-- START OF Records --

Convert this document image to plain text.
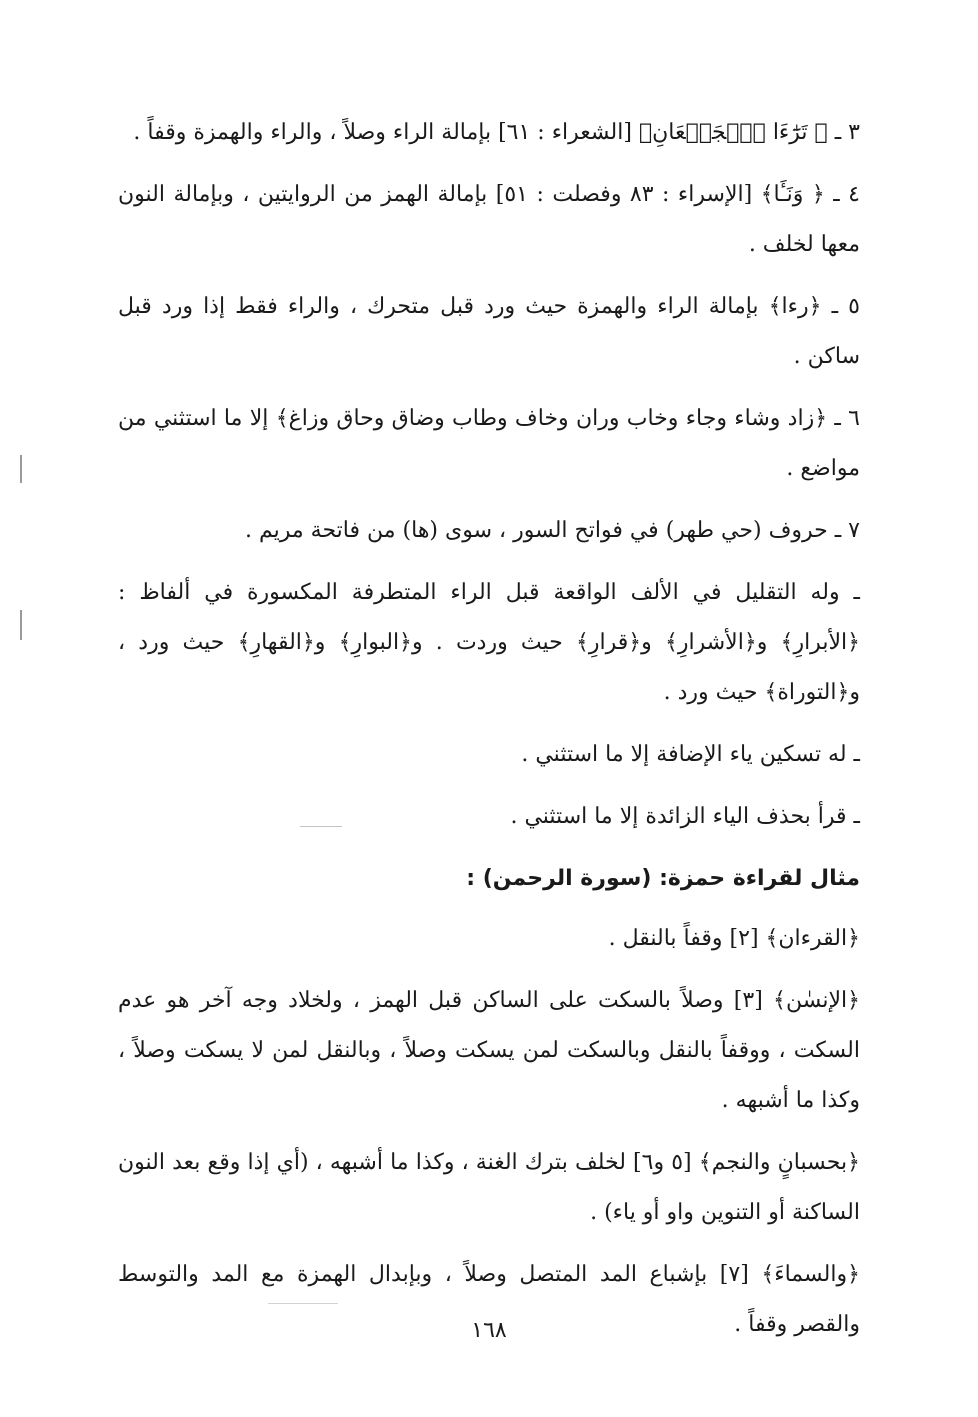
٣ ـ ﴿ تَرَٰٓءَا ٱلۡجَمۡعَانِ﴾ [الشعراء : ٦١] بإمالة الراء وصلاً ، والراء والهمزة وقفاً .

٤ ـ ﴿ وَنَـَٔا﴾ [الإسراء : ٨٣ وفصلت : ٥١] بإمالة الهمز من الروايتين ، وبإمالة النون معها لخلف .

٥ ـ ﴿رءا﴾ بإمالة الراء والهمزة حيث ورد قبل متحرك ، والراء فقط إذا ورد قبل ساكن .

٦ ـ ﴿زاد وشاء وجاء وخاب وران وخاف وطاب وضاق وحاق وزاغ﴾ إلا ما استثني من مواضع .

٧ ـ حروف (حي طهر) في فواتح السور ، سوى (ها) من فاتحة مريم .

ـ وله التقليل في الألف الواقعة قبل الراء المتطرفة المكسورة في ألفاظ : ﴿الأبرارِ﴾ و﴿الأشرارِ﴾ و﴿قرارِ﴾ حيث وردت . و﴿البوارِ﴾ و﴿القهارِ﴾ حيث ورد ، و﴿التوراة﴾ حيث ورد .

ـ له تسكين ياء الإضافة إلا ما استثني .

ـ قرأ بحذف الياء الزائدة إلا ما استثني .

مثال لقراءة حمزة: (سورة الرحمن) :

﴿القرءان﴾ [٢] وقفاً بالنقل .

﴿الإنسٰن﴾ [٣] وصلاً بالسكت على الساكن قبل الهمز ، ولخلاد وجه آخر هو عدم السكت ، ووقفاً بالنقل وبالسكت لمن يسكت وصلاً ، وبالنقل لمن لا يسكت وصلاً ، وكذا ما أشبهه .

﴿بحسبانٍ والنجم﴾ [٥ و٦] لخلف بترك الغنة ، وكذا ما أشبهه ، (أي إذا وقع بعد النون الساكنة أو التنوين واو أو ياء) .

﴿والسماءَ﴾ [٧] بإشباع المد المتصل وصلاً ، وبإبدال الهمزة مع المد والتوسط والقصر وقفاً .

١٦٨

-- END OF Records --

Written task: Count every line in the listing above that holds "والراء", then report only the count.

Complete response: 2